- WORK TO COMPLETE:
Using the entries below, output exactly the line containing "Convert this screenshot" and all lines that follow it to the end.

-- Begin TASK MATERIAL --

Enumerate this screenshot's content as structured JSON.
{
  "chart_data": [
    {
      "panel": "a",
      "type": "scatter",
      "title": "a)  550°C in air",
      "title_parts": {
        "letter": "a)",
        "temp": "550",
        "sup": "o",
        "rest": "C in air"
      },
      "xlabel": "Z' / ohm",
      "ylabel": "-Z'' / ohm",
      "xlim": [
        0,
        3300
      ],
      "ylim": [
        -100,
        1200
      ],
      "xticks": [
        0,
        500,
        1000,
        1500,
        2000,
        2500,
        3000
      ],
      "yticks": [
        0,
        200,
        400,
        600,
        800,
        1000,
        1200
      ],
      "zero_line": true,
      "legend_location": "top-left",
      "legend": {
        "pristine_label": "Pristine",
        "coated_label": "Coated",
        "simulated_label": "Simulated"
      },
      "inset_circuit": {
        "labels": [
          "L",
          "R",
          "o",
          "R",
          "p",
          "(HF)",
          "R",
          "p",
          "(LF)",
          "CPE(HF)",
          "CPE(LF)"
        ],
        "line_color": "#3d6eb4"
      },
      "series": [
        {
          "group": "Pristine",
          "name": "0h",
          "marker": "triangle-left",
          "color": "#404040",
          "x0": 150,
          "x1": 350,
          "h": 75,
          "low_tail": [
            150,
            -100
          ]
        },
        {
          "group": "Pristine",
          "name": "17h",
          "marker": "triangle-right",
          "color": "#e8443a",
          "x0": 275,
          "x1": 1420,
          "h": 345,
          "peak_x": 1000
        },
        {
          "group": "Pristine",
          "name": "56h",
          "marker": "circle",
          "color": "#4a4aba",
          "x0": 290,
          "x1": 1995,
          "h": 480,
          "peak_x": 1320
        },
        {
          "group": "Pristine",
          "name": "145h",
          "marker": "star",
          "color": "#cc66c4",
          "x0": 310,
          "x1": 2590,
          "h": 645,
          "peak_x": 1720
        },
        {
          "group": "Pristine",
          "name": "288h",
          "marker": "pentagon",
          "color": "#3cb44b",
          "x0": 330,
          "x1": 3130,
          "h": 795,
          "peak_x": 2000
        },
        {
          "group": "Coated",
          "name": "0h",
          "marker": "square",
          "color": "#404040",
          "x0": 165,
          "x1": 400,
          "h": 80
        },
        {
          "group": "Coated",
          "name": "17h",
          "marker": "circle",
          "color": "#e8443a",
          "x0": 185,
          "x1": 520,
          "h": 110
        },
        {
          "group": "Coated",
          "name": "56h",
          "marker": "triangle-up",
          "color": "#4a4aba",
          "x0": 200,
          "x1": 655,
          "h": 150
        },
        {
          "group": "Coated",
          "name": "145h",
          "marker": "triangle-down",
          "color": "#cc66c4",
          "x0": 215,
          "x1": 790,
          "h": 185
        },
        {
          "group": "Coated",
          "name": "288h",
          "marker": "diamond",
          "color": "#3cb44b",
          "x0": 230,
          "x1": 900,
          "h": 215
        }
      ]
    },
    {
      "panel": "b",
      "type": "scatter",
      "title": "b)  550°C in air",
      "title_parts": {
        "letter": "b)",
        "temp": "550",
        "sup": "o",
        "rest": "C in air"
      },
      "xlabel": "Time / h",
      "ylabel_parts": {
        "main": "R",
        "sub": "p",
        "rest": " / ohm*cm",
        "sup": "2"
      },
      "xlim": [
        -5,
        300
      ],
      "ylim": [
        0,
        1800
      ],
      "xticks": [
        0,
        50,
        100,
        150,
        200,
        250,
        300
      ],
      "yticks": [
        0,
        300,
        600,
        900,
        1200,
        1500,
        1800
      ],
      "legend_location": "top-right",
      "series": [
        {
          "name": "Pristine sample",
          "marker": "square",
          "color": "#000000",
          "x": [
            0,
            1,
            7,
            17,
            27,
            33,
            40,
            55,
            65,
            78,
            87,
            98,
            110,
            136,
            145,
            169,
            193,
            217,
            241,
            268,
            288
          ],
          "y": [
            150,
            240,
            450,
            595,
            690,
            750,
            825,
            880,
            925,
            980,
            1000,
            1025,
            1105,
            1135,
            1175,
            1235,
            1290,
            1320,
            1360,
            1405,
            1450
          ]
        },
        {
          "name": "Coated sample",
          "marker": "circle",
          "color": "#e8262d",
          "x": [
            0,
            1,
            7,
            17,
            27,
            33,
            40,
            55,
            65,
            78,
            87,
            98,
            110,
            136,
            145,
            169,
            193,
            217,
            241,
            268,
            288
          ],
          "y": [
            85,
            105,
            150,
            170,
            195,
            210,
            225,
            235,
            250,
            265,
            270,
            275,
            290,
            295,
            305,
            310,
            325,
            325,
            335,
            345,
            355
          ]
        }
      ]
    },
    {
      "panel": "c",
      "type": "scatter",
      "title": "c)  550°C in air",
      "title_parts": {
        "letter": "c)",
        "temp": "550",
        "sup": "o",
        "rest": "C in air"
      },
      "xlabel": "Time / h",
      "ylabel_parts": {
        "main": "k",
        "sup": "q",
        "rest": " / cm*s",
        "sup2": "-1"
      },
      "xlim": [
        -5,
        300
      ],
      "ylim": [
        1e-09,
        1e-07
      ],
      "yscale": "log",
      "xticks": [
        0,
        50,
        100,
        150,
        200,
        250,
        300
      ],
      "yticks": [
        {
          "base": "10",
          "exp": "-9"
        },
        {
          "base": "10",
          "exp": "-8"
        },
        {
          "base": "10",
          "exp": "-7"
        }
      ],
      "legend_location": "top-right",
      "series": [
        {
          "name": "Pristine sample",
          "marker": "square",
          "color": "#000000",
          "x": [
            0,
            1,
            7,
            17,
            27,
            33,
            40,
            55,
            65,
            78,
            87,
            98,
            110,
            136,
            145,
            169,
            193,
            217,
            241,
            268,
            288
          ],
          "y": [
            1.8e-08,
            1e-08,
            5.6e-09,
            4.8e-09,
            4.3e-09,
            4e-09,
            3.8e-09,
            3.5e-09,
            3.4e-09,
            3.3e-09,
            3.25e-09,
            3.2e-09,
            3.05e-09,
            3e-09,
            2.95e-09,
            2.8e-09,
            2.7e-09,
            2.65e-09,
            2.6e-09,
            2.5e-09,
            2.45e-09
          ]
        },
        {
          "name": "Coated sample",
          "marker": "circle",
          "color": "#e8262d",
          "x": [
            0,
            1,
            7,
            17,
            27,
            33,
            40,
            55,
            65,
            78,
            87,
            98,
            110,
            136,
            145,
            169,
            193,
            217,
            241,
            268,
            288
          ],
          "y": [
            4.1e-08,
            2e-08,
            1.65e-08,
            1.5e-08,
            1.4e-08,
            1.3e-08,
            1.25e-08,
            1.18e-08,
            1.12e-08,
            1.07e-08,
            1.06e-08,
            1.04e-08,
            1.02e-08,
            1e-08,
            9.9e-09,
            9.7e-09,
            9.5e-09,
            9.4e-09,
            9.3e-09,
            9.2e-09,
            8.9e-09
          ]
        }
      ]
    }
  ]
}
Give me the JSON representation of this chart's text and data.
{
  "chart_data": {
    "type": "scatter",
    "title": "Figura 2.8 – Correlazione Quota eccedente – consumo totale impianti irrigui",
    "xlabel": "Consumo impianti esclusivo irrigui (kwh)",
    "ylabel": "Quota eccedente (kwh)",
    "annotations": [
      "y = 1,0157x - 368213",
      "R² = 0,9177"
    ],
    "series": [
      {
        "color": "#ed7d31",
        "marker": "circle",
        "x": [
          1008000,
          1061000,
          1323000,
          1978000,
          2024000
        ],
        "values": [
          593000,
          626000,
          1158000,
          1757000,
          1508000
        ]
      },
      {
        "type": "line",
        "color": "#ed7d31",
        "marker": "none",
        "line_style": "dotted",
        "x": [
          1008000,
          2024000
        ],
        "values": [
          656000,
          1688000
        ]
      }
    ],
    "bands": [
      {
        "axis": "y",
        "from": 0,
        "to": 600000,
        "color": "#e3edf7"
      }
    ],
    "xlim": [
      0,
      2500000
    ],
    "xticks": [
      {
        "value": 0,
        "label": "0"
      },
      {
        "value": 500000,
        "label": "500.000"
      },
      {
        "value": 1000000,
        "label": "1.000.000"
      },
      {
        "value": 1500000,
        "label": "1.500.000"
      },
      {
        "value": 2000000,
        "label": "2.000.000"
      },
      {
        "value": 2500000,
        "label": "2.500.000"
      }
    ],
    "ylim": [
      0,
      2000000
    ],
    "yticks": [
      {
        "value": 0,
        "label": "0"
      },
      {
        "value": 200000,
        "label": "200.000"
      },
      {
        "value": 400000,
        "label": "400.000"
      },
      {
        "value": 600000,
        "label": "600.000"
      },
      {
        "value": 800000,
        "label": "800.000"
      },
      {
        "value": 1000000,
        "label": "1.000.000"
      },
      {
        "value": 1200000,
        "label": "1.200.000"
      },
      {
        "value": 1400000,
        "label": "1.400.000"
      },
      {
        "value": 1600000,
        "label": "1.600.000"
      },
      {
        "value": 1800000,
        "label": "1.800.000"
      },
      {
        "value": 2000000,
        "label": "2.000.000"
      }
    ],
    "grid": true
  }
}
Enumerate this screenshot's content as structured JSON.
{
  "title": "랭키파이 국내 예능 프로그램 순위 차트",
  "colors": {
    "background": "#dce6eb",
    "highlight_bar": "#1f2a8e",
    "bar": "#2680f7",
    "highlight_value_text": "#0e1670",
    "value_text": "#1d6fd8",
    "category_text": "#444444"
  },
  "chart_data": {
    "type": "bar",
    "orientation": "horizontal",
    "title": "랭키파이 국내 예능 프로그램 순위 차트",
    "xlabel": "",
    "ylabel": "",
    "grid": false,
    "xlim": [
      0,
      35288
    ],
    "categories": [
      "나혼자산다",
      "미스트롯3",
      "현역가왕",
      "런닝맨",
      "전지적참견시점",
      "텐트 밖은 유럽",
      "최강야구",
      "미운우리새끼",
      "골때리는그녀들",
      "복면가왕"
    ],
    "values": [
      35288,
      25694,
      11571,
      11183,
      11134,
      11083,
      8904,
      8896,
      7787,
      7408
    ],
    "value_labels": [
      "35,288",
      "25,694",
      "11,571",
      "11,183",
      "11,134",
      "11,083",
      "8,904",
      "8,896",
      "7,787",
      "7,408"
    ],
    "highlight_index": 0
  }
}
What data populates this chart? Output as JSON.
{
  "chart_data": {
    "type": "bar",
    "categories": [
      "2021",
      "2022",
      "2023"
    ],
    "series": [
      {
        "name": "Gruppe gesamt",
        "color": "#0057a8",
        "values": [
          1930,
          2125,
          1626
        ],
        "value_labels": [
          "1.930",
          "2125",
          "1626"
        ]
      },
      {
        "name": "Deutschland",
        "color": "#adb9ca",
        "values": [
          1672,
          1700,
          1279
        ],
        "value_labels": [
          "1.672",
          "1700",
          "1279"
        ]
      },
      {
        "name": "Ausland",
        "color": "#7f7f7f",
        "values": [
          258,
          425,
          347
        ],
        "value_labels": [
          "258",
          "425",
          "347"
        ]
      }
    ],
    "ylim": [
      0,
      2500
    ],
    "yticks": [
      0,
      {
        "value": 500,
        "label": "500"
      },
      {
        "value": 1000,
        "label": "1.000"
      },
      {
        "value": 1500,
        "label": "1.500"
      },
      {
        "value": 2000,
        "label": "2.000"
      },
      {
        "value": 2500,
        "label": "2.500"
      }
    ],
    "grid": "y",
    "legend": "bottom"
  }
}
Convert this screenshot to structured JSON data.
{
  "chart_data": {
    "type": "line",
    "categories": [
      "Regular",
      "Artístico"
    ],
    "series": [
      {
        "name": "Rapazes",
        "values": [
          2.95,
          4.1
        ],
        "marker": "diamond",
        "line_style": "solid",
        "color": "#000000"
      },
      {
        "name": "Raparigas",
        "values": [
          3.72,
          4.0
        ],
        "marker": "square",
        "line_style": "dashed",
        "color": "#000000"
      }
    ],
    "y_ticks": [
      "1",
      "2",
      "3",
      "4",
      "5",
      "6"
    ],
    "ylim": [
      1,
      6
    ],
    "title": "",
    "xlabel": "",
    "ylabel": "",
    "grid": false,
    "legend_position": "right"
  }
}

-- End TASK MATERIAL --

- EXERCISE SOLUTION:
Convert this screenshot to structured JSON data.
{
  "chart_data": {
    "type": "line",
    "categories": [
      "Regular",
      "Artístico"
    ],
    "series": [
      {
        "name": "Rapazes",
        "values": [
          2.95,
          4.1
        ],
        "marker": "diamond",
        "line_style": "solid",
        "color": "#000000"
      },
      {
        "name": "Raparigas",
        "values": [
          3.72,
          4.0
        ],
        "marker": "square",
        "line_style": "dashed",
        "color": "#000000"
      }
    ],
    "y_ticks": [
      "1",
      "2",
      "3",
      "4",
      "5",
      "6"
    ],
    "ylim": [
      1,
      6
    ],
    "title": "",
    "xlabel": "",
    "ylabel": "",
    "grid": false,
    "legend_position": "right"
  }
}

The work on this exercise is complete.